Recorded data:
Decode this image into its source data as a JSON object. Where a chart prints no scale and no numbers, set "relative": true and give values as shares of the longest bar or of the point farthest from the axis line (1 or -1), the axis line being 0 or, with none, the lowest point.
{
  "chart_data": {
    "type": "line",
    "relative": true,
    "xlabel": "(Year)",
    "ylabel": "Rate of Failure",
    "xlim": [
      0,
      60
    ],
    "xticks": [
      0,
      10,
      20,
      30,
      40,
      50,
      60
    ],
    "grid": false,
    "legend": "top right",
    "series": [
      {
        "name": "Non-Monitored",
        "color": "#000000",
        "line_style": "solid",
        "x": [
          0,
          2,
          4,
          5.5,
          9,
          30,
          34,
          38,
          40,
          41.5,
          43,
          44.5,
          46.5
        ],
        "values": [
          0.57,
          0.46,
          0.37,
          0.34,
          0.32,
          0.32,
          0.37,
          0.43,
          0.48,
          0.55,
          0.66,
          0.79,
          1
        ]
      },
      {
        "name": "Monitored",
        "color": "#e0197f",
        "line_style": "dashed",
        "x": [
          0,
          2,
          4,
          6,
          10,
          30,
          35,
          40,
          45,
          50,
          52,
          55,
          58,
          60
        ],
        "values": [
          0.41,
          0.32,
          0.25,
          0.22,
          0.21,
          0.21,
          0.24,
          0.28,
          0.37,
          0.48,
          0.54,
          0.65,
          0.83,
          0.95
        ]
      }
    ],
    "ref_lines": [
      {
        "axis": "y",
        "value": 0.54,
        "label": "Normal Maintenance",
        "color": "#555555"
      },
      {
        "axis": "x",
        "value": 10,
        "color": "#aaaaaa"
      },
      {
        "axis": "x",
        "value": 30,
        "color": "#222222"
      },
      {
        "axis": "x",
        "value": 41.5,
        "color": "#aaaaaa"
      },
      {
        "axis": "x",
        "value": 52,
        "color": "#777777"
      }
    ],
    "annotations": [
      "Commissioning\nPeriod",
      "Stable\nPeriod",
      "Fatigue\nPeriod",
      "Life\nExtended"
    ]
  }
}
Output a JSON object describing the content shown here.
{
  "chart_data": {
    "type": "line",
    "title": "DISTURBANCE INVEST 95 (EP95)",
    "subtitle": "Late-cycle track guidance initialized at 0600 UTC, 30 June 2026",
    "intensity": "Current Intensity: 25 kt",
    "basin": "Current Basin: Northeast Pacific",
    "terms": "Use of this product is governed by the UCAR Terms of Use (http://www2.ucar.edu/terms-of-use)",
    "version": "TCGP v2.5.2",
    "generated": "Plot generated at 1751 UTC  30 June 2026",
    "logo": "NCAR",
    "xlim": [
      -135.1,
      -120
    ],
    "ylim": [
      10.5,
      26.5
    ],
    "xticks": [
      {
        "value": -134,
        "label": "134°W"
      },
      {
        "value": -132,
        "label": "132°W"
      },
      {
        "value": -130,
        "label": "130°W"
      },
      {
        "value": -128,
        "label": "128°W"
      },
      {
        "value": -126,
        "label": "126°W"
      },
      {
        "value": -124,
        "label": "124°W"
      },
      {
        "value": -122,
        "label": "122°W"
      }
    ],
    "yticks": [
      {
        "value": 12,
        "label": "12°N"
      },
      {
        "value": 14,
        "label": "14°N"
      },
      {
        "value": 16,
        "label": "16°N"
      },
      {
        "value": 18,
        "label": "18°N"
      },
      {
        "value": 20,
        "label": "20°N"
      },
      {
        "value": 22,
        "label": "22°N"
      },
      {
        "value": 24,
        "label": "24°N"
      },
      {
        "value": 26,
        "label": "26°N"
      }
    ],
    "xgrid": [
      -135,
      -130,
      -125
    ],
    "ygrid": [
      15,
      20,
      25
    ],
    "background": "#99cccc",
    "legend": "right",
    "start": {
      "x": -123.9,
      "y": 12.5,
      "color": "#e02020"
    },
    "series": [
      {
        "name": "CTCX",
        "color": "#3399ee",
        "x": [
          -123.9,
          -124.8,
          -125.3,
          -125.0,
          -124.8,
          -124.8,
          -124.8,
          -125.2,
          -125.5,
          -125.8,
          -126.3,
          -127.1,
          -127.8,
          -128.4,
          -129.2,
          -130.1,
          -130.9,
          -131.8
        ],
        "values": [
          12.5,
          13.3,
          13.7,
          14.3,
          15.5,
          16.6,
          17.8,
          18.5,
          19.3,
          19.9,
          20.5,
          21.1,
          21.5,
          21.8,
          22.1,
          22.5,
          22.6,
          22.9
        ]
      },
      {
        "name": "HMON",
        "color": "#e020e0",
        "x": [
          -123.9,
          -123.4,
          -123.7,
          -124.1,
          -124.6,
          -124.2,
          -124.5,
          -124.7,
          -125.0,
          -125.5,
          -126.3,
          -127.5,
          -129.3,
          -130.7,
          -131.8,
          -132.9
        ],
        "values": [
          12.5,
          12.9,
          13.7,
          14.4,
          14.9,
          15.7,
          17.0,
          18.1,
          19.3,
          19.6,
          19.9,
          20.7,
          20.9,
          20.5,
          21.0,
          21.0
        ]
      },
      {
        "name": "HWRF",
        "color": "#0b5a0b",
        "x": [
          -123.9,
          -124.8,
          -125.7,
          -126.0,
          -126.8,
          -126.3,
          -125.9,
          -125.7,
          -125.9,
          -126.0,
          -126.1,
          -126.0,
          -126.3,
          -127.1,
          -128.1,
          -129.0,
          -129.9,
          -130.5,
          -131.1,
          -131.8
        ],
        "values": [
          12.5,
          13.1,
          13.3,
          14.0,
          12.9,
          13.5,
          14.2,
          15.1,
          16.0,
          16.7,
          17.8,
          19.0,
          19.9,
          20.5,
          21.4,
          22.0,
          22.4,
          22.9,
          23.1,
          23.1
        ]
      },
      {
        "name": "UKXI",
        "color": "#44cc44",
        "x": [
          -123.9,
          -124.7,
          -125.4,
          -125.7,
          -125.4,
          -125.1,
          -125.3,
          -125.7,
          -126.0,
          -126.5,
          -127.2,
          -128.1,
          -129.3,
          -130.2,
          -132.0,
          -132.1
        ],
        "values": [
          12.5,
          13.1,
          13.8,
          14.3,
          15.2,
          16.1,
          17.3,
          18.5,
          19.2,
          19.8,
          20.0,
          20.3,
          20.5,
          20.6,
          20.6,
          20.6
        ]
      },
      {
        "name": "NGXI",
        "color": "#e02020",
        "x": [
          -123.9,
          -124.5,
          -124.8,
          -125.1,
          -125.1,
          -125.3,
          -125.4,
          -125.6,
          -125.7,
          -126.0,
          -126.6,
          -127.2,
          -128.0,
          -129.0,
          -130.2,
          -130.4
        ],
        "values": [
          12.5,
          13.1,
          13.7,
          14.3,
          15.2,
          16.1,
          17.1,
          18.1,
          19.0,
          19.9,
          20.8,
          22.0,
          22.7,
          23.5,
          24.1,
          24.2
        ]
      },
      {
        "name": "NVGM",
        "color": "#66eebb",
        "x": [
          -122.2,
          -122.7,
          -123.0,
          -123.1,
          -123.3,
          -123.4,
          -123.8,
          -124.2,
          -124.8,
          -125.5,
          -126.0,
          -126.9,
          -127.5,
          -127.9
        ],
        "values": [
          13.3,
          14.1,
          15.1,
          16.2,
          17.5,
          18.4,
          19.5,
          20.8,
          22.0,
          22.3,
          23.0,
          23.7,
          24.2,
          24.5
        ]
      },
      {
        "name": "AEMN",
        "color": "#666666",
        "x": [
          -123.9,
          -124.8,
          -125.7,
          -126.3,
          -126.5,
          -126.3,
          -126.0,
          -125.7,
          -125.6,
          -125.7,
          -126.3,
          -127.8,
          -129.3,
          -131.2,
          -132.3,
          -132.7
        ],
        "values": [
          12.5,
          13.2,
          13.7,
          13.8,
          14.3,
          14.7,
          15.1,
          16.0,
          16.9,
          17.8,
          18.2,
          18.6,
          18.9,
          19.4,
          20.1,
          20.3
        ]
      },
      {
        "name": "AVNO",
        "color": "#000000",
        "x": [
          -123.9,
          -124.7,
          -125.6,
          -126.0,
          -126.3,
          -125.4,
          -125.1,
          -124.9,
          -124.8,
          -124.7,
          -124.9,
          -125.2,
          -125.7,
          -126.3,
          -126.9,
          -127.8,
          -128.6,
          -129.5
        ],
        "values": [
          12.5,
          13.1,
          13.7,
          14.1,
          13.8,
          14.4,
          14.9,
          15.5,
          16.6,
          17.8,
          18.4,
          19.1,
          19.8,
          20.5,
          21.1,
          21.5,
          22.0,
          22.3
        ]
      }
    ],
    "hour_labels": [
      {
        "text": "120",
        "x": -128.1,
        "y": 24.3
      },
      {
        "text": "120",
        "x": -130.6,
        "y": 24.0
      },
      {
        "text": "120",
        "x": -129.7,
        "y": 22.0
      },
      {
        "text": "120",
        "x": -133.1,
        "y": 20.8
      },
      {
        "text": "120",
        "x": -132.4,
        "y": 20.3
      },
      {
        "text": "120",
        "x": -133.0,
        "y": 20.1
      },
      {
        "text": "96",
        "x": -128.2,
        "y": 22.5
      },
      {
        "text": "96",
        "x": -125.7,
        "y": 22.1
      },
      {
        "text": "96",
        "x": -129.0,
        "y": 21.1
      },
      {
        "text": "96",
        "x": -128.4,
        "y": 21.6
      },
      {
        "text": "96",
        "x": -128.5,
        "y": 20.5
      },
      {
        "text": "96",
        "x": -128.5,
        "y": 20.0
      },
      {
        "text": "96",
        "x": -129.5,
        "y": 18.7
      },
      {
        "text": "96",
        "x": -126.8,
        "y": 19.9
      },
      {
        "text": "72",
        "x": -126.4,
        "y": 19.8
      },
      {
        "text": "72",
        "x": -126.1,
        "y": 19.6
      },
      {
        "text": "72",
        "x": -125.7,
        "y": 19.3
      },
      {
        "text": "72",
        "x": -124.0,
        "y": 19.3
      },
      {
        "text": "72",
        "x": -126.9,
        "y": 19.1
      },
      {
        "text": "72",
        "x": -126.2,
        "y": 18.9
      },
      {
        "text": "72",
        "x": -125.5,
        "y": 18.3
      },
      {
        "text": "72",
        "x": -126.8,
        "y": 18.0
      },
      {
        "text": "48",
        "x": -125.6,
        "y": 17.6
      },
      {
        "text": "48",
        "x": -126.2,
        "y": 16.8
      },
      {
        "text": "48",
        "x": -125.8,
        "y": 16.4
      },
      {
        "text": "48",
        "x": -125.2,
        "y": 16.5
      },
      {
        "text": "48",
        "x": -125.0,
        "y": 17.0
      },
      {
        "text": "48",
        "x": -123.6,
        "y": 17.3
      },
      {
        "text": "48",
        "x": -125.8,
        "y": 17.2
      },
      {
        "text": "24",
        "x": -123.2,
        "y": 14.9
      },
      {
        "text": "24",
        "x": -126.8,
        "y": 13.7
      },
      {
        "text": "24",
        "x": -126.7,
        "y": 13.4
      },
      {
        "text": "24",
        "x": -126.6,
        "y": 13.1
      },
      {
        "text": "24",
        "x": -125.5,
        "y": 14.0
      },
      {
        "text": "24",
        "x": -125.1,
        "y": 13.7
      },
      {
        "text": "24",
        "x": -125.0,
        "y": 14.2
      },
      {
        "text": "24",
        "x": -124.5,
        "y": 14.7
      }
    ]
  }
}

**WORK TO BE COMPLETED:** Check each line of the data above for the word "relative" and say how many lines contain it, giving nothing besides the number.

**THE COMPLETED TASK:** 2